**The problem:** Copy out the listing that follows, exact in every word, and skip the images.

**Dataset records:**
START
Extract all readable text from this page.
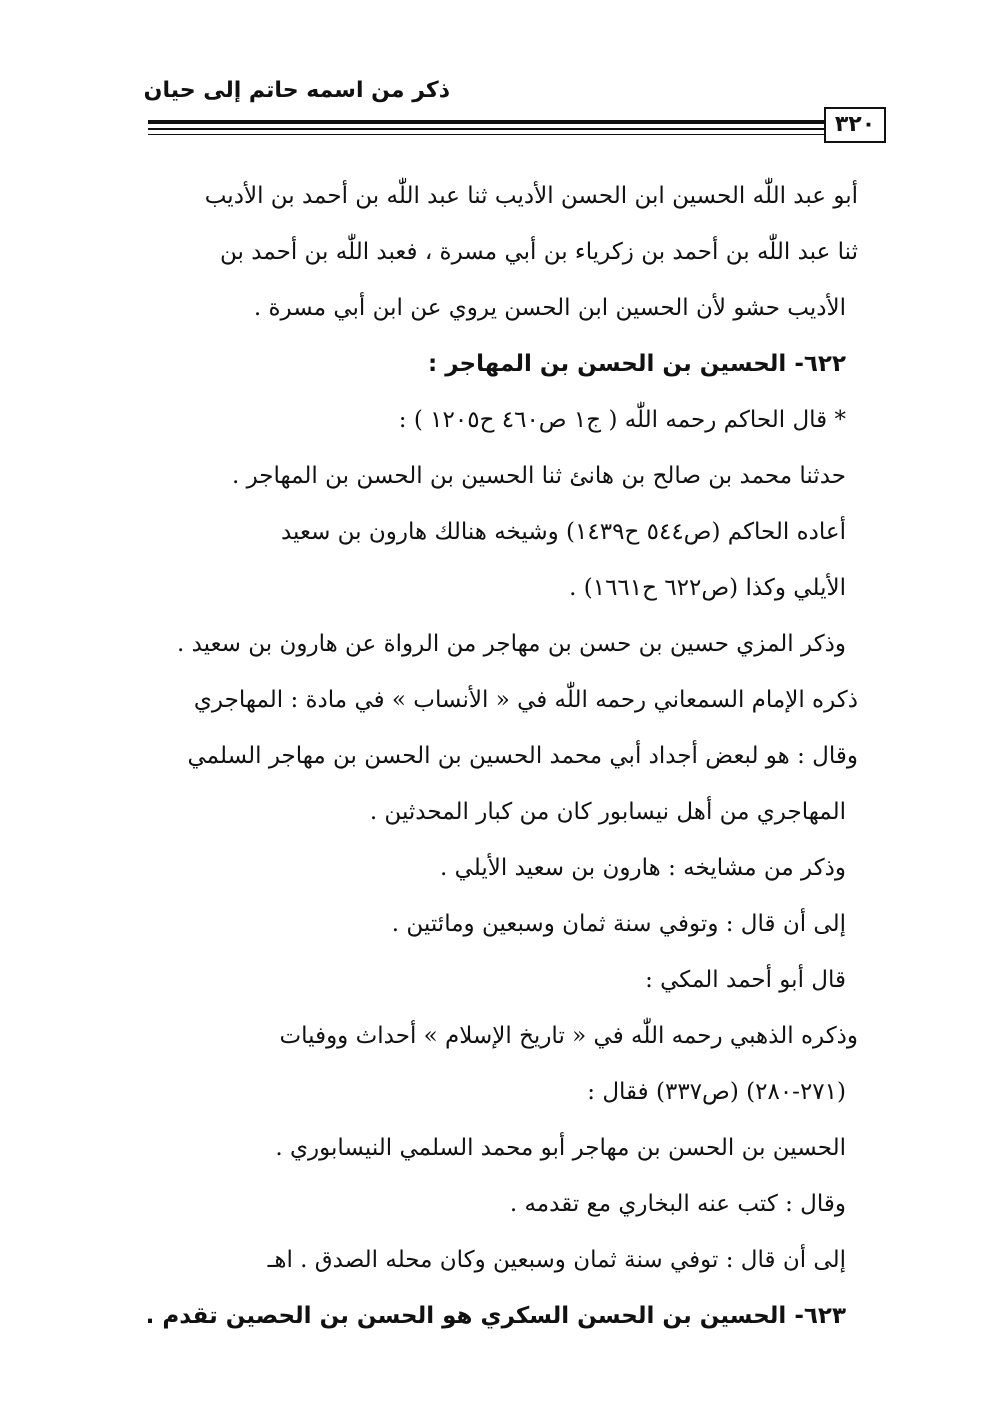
ذكر من اسمه حاتم إلى حيان
٣٢٠
أبو عبد اللّٰه الحسين ابن الحسن الأديب ثنا عبد اللّٰه بن أحمد بن الأديب
ثنا عبد اللّٰه بن أحمد بن زكرياء بن أبي مسرة ، فعبد اللّٰه بن أحمد بن
الأديب حشو لأن الحسين ابن الحسن يروي عن ابن أبي مسرة .
٦٢٢- الحسين بن الحسن بن المهاجر :
* قال الحاكم رحمه اللّٰه ( ج١ ص٤٦٠ ح١٢٠٥ ) :
حدثنا محمد بن صالح بن هانئ ثنا الحسين بن الحسن بن المهاجر .
أعاده الحاكم (ص٥٤٤ ح١٤٣٩) وشيخه هنالك هارون بن سعيد
الأيلي وكذا (ص٦٢٢ ح١٦٦١) .
وذكر المزي حسين بن حسن بن مهاجر من الرواة عن هارون بن سعيد .
ذكره الإمام السمعاني رحمه اللّٰه في « الأنساب » في مادة : المهاجري
وقال : هو لبعض أجداد أبي محمد الحسين بن الحسن بن مهاجر السلمي
المهاجري من أهل نيسابور كان من كبار المحدثين .
وذكر من مشايخه : هارون بن سعيد الأيلي .
إلى أن قال : وتوفي سنة ثمان وسبعين ومائتين .
قال أبو أحمد المكي :
وذكره الذهبي رحمه اللّٰه في « تاريخ الإسلام » أحداث ووفيات
(٢٧١-٢٨٠) (ص٣٣٧) فقال :
الحسين بن الحسن بن مهاجر أبو محمد السلمي النيسابوري .
وقال : كتب عنه البخاري مع تقدمه .
إلى أن قال : توفي سنة ثمان وسبعين وكان محله الصدق . اهـ
٦٢٣- الحسين بن الحسن السكري هو الحسن بن الحصين تقدم .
END
**Result:**
Extract all readable text from this page.
ذكر من اسمه حاتم إلى حيان
٣٢٠
أبو عبد اللّٰه الحسين ابن الحسن الأديب ثنا عبد اللّٰه بن أحمد بن الأديب
ثنا عبد اللّٰه بن أحمد بن زكرياء بن أبي مسرة ، فعبد اللّٰه بن أحمد بن
الأديب حشو لأن الحسين ابن الحسن يروي عن ابن أبي مسرة .
٦٢٢- الحسين بن الحسن بن المهاجر :
* قال الحاكم رحمه اللّٰه ( ج١ ص٤٦٠ ح١٢٠٥ ) :
حدثنا محمد بن صالح بن هانئ ثنا الحسين بن الحسن بن المهاجر .
أعاده الحاكم (ص٥٤٤ ح١٤٣٩) وشيخه هنالك هارون بن سعيد
الأيلي وكذا (ص٦٢٢ ح١٦٦١) .
وذكر المزي حسين بن حسن بن مهاجر من الرواة عن هارون بن سعيد .
ذكره الإمام السمعاني رحمه اللّٰه في « الأنساب » في مادة : المهاجري
وقال : هو لبعض أجداد أبي محمد الحسين بن الحسن بن مهاجر السلمي
المهاجري من أهل نيسابور كان من كبار المحدثين .
وذكر من مشايخه : هارون بن سعيد الأيلي .
إلى أن قال : وتوفي سنة ثمان وسبعين ومائتين .
قال أبو أحمد المكي :
وذكره الذهبي رحمه اللّٰه في « تاريخ الإسلام » أحداث ووفيات
(٢٧١-٢٨٠) (ص٣٣٧) فقال :
الحسين بن الحسن بن مهاجر أبو محمد السلمي النيسابوري .
وقال : كتب عنه البخاري مع تقدمه .
إلى أن قال : توفي سنة ثمان وسبعين وكان محله الصدق . اهـ
٦٢٣- الحسين بن الحسن السكري هو الحسن بن الحصين تقدم .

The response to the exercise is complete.